(TEXT):
Recently, my wife and I were doing paperwork, and she revealed an entire folder stuffed with paid medical bills.
“Just in case,” she explained, “someone wants to claim we didn’t pay up.” I was impressed by her attention to detail—especially as someone who is wont to throw away unneeded mail. Yet these invoices were far too significant to be discarded.
Similarly, we tend to cast off tradition over time because we forget what it signifies. In the case of Good Friday, this prompts us to ask: why have we not yet fully thrown away this particular receipt? What is signified by the death of Christ?
The Heidelberg Catechism, authored by Zacharias Ursinus and published in 1563, explaining the meaning of the Apostles’ Creed, answers thus:
37. Q. What do you confess when you say that He suffered?
A. During all the time He lived on earth, but especially at the end, Christ bore in body and soul the wrath of God against the sin of the whole human race. Thus, by His suffering, as the only atoning sacrifice, He has redeemed our body and soul from everlasting damnation, and obtained for us the grace of God, righteousness, and eternal life.
It continues:
40. Q. Why was it necessary for Christ to humble Himself even unto death?
A. Because of the justice and truth of God’s satisfaction for our sins could be made in no other way than by the death of the Son of God.

(INFORMATION):
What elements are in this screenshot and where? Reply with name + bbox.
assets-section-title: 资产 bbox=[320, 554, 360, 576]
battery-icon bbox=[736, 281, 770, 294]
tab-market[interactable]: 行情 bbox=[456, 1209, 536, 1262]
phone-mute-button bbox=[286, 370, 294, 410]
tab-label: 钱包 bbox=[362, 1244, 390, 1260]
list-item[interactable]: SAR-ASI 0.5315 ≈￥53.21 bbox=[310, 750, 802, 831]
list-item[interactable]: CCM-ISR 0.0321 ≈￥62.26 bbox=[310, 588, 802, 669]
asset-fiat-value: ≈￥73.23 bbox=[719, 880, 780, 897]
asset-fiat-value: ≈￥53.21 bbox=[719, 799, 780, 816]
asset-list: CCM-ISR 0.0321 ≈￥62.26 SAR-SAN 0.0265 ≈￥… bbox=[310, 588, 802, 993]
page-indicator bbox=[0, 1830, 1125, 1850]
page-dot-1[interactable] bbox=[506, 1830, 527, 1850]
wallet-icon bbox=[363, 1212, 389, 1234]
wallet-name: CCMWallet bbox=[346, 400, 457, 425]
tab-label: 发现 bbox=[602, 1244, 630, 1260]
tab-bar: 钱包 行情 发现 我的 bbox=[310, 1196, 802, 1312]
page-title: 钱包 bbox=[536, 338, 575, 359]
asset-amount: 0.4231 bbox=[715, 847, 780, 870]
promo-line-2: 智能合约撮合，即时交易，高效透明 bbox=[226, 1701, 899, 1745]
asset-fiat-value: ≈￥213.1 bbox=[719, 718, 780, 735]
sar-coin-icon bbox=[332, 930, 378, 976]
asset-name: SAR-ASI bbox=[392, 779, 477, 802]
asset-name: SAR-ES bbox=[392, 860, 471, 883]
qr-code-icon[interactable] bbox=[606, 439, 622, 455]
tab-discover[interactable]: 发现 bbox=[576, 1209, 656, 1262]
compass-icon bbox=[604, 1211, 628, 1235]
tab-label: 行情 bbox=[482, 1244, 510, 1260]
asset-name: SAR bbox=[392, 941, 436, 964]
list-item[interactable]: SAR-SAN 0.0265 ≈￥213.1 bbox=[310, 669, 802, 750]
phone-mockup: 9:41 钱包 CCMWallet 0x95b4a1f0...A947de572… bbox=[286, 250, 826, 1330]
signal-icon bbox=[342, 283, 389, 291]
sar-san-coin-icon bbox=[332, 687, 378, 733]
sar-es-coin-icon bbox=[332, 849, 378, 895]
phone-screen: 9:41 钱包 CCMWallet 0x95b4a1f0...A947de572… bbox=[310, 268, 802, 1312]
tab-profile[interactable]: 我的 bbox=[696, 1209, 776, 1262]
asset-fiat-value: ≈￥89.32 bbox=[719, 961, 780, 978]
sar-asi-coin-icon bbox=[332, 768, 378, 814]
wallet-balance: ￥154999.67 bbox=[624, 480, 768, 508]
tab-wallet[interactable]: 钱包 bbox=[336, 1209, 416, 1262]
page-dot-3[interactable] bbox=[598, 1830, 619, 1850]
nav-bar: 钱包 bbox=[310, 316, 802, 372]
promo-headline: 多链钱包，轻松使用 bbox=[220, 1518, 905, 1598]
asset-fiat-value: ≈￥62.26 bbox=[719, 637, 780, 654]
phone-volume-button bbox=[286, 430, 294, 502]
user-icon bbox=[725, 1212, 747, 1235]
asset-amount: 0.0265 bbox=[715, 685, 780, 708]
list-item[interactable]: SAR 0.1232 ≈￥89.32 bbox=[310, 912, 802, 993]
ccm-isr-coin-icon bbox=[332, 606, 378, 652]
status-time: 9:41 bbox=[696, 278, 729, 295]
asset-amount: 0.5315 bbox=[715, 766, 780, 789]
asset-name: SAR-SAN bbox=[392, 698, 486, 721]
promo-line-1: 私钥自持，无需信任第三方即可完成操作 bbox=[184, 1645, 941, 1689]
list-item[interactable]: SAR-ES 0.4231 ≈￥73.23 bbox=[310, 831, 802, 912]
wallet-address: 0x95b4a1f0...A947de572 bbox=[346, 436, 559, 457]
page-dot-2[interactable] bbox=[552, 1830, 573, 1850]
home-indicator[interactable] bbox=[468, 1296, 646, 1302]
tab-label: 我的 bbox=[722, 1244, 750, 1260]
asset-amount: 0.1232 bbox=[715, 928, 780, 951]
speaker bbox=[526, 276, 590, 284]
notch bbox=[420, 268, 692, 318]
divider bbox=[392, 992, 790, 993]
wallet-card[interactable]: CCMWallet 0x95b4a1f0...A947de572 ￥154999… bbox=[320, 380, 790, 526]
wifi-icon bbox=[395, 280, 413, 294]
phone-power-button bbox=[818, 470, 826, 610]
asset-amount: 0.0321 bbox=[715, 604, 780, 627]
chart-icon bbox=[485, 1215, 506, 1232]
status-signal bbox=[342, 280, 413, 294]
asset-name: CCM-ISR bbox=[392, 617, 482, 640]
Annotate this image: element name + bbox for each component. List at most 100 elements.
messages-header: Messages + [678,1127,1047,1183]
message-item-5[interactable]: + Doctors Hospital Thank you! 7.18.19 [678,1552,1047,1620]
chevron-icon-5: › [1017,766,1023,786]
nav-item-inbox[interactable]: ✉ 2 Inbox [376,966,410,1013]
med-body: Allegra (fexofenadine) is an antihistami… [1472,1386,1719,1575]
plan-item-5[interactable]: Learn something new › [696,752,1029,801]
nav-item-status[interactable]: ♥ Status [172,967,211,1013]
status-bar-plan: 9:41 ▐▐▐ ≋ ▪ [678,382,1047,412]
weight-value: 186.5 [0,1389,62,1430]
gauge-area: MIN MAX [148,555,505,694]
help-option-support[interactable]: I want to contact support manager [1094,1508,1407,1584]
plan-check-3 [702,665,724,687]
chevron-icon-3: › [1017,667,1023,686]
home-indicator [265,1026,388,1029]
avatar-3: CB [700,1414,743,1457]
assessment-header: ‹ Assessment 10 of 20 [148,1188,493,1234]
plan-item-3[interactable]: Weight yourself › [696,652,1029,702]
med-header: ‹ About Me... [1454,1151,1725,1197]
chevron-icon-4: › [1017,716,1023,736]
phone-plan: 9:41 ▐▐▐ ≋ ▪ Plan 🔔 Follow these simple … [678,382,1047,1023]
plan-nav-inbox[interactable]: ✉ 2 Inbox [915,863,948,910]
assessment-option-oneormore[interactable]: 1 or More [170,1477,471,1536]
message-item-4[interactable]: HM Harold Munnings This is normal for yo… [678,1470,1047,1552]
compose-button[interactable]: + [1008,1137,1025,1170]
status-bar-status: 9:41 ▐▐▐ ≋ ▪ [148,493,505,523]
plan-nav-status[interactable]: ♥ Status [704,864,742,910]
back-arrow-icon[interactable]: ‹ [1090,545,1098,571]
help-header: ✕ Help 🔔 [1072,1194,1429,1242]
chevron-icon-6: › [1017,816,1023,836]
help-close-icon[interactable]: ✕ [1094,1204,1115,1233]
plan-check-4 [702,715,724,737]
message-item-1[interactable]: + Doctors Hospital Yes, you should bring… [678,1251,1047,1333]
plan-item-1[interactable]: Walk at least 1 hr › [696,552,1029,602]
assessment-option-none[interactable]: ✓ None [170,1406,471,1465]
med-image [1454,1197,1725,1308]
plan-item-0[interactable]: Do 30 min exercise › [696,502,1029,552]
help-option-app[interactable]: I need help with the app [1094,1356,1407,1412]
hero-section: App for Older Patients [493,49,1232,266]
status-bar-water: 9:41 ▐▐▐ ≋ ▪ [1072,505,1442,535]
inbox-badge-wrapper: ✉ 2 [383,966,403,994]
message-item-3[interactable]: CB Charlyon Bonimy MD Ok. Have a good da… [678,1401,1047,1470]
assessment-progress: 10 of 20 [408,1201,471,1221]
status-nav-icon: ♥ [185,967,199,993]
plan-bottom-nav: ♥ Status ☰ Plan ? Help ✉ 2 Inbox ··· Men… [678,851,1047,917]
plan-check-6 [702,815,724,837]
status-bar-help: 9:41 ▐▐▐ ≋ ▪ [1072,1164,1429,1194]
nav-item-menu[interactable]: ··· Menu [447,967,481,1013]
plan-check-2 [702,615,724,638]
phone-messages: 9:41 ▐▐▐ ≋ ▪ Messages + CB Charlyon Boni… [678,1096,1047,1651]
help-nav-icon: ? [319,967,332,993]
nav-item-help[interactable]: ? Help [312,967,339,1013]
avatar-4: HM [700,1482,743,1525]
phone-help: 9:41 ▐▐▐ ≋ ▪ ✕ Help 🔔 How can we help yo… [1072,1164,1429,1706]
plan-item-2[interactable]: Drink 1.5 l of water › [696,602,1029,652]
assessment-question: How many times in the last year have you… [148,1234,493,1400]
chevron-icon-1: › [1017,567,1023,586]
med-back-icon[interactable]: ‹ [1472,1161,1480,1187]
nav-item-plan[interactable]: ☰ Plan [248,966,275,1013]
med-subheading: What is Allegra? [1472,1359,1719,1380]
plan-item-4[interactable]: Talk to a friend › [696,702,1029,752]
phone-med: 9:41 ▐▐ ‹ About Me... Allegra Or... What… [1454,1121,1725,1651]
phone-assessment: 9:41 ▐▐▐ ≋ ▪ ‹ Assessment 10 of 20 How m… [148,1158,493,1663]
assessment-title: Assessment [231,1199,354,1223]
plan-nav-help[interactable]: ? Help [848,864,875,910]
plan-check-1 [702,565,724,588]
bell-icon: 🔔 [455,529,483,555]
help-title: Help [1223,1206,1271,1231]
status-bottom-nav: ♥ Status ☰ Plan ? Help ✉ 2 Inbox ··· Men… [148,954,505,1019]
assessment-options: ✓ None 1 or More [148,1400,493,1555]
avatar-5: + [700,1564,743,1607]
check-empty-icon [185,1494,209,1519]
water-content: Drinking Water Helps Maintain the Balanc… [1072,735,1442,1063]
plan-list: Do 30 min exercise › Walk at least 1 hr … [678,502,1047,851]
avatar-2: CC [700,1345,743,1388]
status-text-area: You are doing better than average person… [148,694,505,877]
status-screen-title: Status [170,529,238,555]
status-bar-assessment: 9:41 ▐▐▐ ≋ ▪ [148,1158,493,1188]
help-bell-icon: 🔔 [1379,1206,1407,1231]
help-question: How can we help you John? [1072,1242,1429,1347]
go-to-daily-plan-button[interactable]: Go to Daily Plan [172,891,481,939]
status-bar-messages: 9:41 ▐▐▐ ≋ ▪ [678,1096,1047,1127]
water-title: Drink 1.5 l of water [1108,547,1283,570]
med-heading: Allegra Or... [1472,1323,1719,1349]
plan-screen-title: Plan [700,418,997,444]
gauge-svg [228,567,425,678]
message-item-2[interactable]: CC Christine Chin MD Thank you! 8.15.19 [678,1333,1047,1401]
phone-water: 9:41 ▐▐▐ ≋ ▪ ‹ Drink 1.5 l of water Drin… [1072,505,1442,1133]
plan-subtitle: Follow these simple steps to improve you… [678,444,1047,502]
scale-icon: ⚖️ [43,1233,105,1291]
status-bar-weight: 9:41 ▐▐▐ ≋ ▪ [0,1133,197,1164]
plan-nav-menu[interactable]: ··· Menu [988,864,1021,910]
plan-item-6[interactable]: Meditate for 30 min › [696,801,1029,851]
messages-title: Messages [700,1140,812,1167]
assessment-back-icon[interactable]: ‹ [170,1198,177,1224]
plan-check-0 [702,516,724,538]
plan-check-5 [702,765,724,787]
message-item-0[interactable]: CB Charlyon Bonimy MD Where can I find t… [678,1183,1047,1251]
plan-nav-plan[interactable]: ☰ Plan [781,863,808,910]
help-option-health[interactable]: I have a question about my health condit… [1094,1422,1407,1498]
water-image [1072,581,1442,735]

(TASK): Reproduce the entire Good Friday text above verbatim, from its first sentence through the final catechism answer.

(RESULT BELOW):
Recently, my wife and I were doing paperwork, and she revealed an entire folder stuffed with paid medical bills.
“Just in case,” she explained, “someone wants to claim we didn’t pay up.” I was impressed by her attention to detail—especially as someone who is wont to throw away unneeded mail. Yet these invoices were far too significant to be discarded.
Similarly, we tend to cast off tradition over time because we forget what it signifies. In the case of Good Friday, this prompts us to ask: why have we not yet fully thrown away this particular receipt? What is signified by the death of Christ?
The Heidelberg Catechism, authored by Zacharias Ursinus and published in 1563, explaining the meaning of the Apostles’ Creed, answers thus:
37. Q. What do you confess when you say that He suffered?
A. During all the time He lived on earth, but especially at the end, Christ bore in body and soul the wrath of God against the sin of the whole human race. Thus, by His suffering, as the only atoning sacrifice, He has redeemed our body and soul from everlasting damnation, and obtained for us the grace of God, righteousness, and eternal life.
It continues:
40. Q. Why was it necessary for Christ to humble Himself even unto death?
A. Because of the justice and truth of God’s satisfaction for our sins could be made in no other way than by the death of the Son of God.